Aim ->
Write out the material below again, unchanged.

___ Records for the exercise

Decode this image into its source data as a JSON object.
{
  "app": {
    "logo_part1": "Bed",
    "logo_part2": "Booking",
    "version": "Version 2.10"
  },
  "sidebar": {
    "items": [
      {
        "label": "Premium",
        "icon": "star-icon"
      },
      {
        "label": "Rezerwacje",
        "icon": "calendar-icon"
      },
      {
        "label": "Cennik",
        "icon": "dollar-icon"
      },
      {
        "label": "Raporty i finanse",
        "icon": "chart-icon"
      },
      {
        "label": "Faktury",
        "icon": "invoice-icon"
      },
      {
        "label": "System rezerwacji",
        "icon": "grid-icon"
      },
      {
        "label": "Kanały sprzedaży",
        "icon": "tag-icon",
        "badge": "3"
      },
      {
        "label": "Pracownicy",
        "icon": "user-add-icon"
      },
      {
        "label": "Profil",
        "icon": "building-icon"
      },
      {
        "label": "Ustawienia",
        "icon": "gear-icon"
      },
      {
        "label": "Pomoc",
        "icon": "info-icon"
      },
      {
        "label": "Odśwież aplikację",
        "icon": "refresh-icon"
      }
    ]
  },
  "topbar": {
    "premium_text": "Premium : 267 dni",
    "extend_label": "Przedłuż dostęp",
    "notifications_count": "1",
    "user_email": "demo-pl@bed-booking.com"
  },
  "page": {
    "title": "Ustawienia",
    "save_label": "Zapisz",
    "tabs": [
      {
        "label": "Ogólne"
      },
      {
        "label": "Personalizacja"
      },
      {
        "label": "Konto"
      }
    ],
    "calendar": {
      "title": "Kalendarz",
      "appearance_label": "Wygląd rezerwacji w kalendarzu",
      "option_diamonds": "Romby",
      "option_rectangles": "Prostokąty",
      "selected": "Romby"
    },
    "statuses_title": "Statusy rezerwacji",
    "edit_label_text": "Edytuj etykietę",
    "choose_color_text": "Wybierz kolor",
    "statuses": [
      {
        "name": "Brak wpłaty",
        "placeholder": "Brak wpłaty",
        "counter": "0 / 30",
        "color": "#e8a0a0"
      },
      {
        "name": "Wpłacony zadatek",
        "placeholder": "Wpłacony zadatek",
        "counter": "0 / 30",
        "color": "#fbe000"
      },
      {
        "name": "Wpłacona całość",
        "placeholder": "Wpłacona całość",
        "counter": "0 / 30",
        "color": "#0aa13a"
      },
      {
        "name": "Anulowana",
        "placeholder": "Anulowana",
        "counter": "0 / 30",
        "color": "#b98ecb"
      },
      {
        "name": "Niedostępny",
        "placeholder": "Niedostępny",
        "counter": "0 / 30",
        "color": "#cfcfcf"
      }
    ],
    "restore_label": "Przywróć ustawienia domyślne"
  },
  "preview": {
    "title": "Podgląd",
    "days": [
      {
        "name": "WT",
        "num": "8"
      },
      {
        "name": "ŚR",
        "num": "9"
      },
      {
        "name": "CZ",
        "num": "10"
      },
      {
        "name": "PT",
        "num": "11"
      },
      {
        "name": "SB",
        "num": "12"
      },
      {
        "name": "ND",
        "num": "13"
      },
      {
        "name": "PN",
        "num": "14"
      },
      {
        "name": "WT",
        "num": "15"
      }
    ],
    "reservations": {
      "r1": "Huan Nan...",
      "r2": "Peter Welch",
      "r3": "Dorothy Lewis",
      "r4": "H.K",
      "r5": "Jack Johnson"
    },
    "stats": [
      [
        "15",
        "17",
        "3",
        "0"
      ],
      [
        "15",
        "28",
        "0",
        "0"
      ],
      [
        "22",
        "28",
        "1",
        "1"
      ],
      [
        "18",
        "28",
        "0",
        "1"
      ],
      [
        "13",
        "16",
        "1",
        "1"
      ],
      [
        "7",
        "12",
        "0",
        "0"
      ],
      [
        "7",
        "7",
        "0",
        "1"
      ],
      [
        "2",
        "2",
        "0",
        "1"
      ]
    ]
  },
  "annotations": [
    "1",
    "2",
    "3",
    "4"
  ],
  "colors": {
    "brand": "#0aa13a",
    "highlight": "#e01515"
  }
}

______

Result for this task ->
Decode this image into its source data as a JSON object.
{
  "app": {
    "logo_part1": "Bed",
    "logo_part2": "Booking",
    "version": "Version 2.10"
  },
  "sidebar": {
    "items": [
      {
        "label": "Premium",
        "icon": "star-icon"
      },
      {
        "label": "Rezerwacje",
        "icon": "calendar-icon"
      },
      {
        "label": "Cennik",
        "icon": "dollar-icon"
      },
      {
        "label": "Raporty i finanse",
        "icon": "chart-icon"
      },
      {
        "label": "Faktury",
        "icon": "invoice-icon"
      },
      {
        "label": "System rezerwacji",
        "icon": "grid-icon"
      },
      {
        "label": "Kanały sprzedaży",
        "icon": "tag-icon",
        "badge": "3"
      },
      {
        "label": "Pracownicy",
        "icon": "user-add-icon"
      },
      {
        "label": "Profil",
        "icon": "building-icon"
      },
      {
        "label": "Ustawienia",
        "icon": "gear-icon"
      },
      {
        "label": "Pomoc",
        "icon": "info-icon"
      },
      {
        "label": "Odśwież aplikację",
        "icon": "refresh-icon"
      }
    ]
  },
  "topbar": {
    "premium_text": "Premium : 267 dni",
    "extend_label": "Przedłuż dostęp",
    "notifications_count": "1",
    "user_email": "demo-pl@bed-booking.com"
  },
  "page": {
    "title": "Ustawienia",
    "save_label": "Zapisz",
    "tabs": [
      {
        "label": "Ogólne"
      },
      {
        "label": "Personalizacja"
      },
      {
        "label": "Konto"
      }
    ],
    "calendar": {
      "title": "Kalendarz",
      "appearance_label": "Wygląd rezerwacji w kalendarzu",
      "option_diamonds": "Romby",
      "option_rectangles": "Prostokąty",
      "selected": "Romby"
    },
    "statuses_title": "Statusy rezerwacji",
    "edit_label_text": "Edytuj etykietę",
    "choose_color_text": "Wybierz kolor",
    "statuses": [
      {
        "name": "Brak wpłaty",
        "placeholder": "Brak wpłaty",
        "counter": "0 / 30",
        "color": "#e8a0a0"
      },
      {
        "name": "Wpłacony zadatek",
        "placeholder": "Wpłacony zadatek",
        "counter": "0 / 30",
        "color": "#fbe000"
      },
      {
        "name": "Wpłacona całość",
        "placeholder": "Wpłacona całość",
        "counter": "0 / 30",
        "color": "#0aa13a"
      },
      {
        "name": "Anulowana",
        "placeholder": "Anulowana",
        "counter": "0 / 30",
        "color": "#b98ecb"
      },
      {
        "name": "Niedostępny",
        "placeholder": "Niedostępny",
        "counter": "0 / 30",
        "color": "#cfcfcf"
      }
    ],
    "restore_label": "Przywróć ustawienia domyślne"
  },
  "preview": {
    "title": "Podgląd",
    "days": [
      {
        "name": "WT",
        "num": "8"
      },
      {
        "name": "ŚR",
        "num": "9"
      },
      {
        "name": "CZ",
        "num": "10"
      },
      {
        "name": "PT",
        "num": "11"
      },
      {
        "name": "SB",
        "num": "12"
      },
      {
        "name": "ND",
        "num": "13"
      },
      {
        "name": "PN",
        "num": "14"
      },
      {
        "name": "WT",
        "num": "15"
      }
    ],
    "reservations": {
      "r1": "Huan Nan...",
      "r2": "Peter Welch",
      "r3": "Dorothy Lewis",
      "r4": "H.K",
      "r5": "Jack Johnson"
    },
    "stats": [
      [
        "15",
        "17",
        "3",
        "0"
      ],
      [
        "15",
        "28",
        "0",
        "0"
      ],
      [
        "22",
        "28",
        "1",
        "1"
      ],
      [
        "18",
        "28",
        "0",
        "1"
      ],
      [
        "13",
        "16",
        "1",
        "1"
      ],
      [
        "7",
        "12",
        "0",
        "0"
      ],
      [
        "7",
        "7",
        "0",
        "1"
      ],
      [
        "2",
        "2",
        "0",
        "1"
      ]
    ]
  },
  "annotations": [
    "1",
    "2",
    "3",
    "4"
  ],
  "colors": {
    "brand": "#0aa13a",
    "highlight": "#e01515"
  }
}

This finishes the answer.